# App Store redirect



## cherry ghost (Sep 13, 2005)

When viewing the full site on my iPad I'm periodically being redirected to the App Store. Pretty much how it's explained in this article.

http://techcrunch.com/2014/01/06/sh...ecting-mobile-users-to-app-store-google-play/


----------



## Mike Lang (Nov 17, 1999)

If you happen to see which ad is triggering it, we can try to block that one.


----------



## dcline414 (May 1, 2014)

Same thing on my iPhone. Just started yesterday or today, but is happening at least 1 out of 5 page loads when browsing the forum.

Supposedly iOS 8 was supposed to prevent App Store redirects without user interaction... apparently the ads have found a way around that.


----------



## cherry ghost (Sep 13, 2005)

The last one was Paint Monsters. I definitely didn't click on it because it was at the bottom of the page and I hadn't scrolled down that far. Earlier it was some Panda game.


----------



## dcline414 (May 1, 2014)

Mike Lang said:


> If you happen to see which ad is triggering it, we can try to block that one.


This one just did it now, but it's not the only one...


----------



## dcline414 (May 1, 2014)

This is the other one...just redirected to the App Store 3 times.


----------



## kdonnel (Nov 28, 2000)

Apple should have a process in place to remove an App from the store that advertises with this technique.


----------



## Mike Lang (Nov 17, 1999)

Reported for possible nuke.


----------



## kdonnel (Nov 28, 2000)

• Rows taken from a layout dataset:
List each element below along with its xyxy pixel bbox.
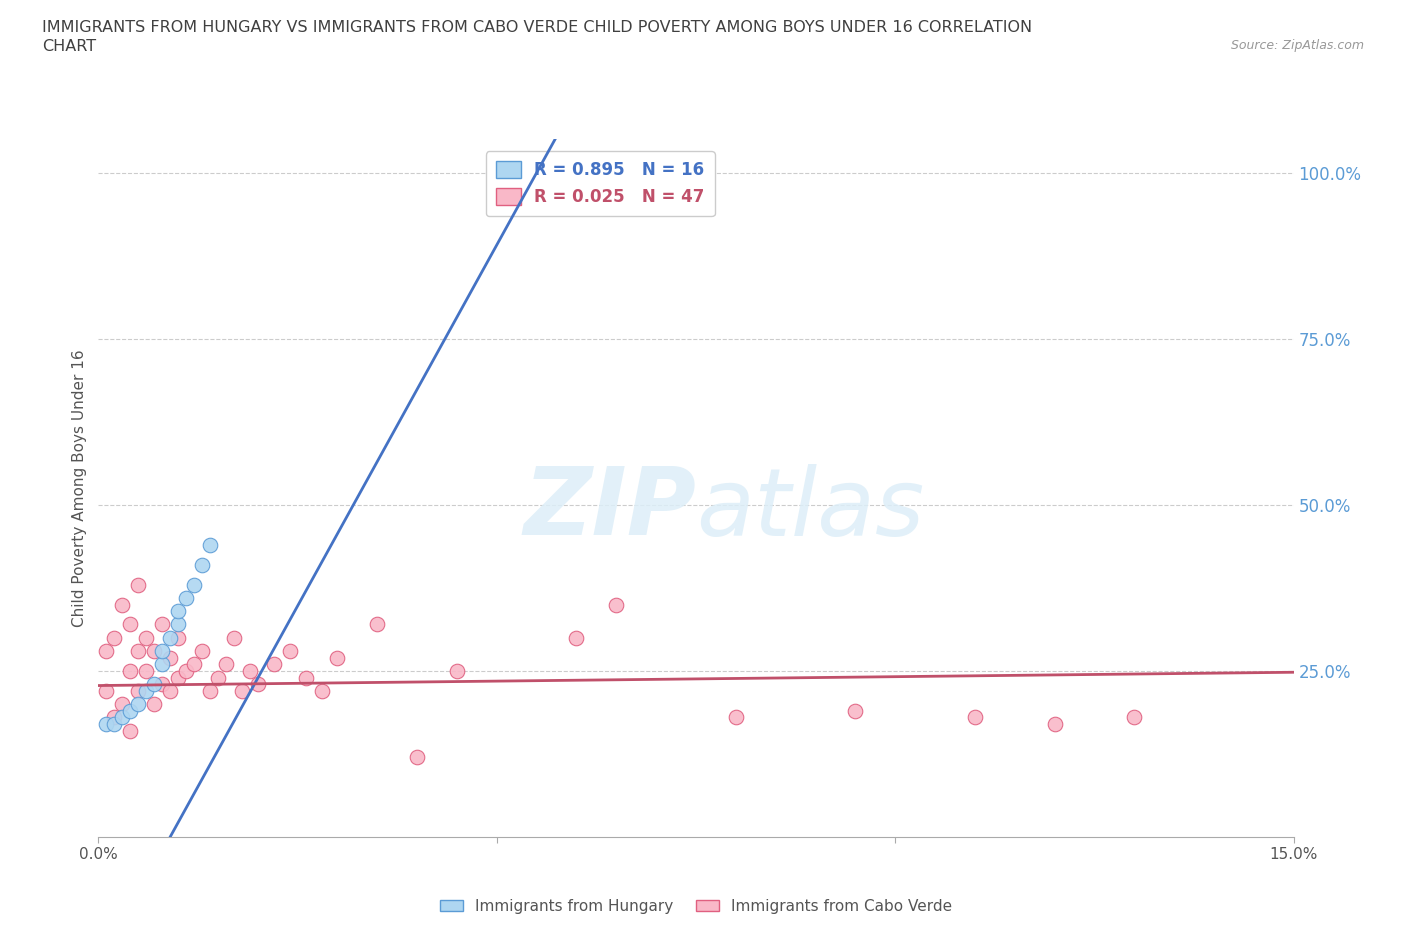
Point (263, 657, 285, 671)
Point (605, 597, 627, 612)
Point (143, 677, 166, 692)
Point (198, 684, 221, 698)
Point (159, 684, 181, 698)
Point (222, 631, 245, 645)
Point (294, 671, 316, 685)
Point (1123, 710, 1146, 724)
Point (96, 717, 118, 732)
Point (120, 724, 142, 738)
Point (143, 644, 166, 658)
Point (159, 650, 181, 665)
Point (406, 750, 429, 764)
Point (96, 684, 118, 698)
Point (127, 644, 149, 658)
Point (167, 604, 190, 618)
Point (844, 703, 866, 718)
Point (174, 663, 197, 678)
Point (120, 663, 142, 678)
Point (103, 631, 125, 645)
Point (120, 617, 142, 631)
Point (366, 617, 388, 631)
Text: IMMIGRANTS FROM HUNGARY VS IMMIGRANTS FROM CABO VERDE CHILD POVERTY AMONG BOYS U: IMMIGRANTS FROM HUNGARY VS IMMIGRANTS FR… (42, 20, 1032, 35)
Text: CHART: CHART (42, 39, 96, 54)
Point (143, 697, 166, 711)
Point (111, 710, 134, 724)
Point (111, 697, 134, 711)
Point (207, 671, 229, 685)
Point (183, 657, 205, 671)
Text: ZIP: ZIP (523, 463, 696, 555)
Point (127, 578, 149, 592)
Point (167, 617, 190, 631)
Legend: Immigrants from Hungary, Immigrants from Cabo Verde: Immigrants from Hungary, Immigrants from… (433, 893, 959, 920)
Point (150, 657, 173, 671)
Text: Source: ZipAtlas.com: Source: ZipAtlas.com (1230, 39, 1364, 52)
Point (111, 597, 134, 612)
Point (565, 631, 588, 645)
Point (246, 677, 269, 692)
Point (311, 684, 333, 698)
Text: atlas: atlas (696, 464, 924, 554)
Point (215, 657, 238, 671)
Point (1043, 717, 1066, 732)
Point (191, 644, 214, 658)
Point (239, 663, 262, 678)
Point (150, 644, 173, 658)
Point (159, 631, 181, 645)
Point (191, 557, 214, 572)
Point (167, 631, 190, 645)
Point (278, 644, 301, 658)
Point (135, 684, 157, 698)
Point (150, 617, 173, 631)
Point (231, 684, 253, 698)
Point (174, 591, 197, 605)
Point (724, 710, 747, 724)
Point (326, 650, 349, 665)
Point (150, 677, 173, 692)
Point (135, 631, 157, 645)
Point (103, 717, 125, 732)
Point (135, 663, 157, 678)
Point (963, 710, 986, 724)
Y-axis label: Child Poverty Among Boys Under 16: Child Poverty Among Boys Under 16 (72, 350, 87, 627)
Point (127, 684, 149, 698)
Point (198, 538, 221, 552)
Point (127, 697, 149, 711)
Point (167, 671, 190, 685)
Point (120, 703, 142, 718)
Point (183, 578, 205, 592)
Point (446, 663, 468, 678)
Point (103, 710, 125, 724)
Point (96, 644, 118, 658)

...

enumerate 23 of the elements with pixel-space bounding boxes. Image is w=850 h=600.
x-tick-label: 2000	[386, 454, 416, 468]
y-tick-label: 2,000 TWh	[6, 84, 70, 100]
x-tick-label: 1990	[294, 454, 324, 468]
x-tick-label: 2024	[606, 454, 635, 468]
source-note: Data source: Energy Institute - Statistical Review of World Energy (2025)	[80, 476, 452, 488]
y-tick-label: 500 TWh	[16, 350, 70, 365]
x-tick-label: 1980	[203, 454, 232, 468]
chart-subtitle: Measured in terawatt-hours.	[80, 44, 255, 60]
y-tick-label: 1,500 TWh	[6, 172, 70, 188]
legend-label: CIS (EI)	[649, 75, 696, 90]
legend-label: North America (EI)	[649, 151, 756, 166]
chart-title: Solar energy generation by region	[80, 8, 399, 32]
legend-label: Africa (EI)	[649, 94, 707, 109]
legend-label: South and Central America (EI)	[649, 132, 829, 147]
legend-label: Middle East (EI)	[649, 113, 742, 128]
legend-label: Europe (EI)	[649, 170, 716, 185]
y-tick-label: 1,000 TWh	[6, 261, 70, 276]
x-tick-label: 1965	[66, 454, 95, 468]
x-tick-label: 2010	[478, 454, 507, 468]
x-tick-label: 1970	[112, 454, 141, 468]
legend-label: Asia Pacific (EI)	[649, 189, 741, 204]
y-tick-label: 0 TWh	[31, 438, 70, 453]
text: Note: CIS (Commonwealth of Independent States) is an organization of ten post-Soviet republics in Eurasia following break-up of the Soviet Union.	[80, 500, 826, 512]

• Tasks to perform:
1. In the App Store redirect thread, what was the last ad cherry ghost saw before being redirected?
2. Pick up the App Store redirect thread at its last line and continue it.

• Outputs:
1. Paint Monsters.

2.
It is bad today. I am getting redirected about every other page refresh because every other load includes an offending ad.


----------



## Mike Lang (Nov 17, 1999)

This make take some trial and error to block the correct item. Please update here if you're still seeing these in the next hour or two.

Thanks


----------



## dianebrat (Jul 6, 2002)

dcline414 said:


> This one just did it now, but it's not the only one...


I had it pop up and do the redirect on another website, so this vendor/ad supplier is clearly not playing by the rules


----------



## SullyND (Dec 30, 2004)

Last time this happened on TCF I ended up turning off installing apps in restrictions and it prevents the add from redirecting.


----------



## kdonnel (Nov 28, 2000)

It's happening again.


----------



## David Bott (Jan 1, 1999)

Sorry to say really need more information than that. What was the ad? Where did it take you? Thanks.


----------



## cherry ghost (Sep 13, 2005)

Happened again with Paint Monsters. Took me to the App Store.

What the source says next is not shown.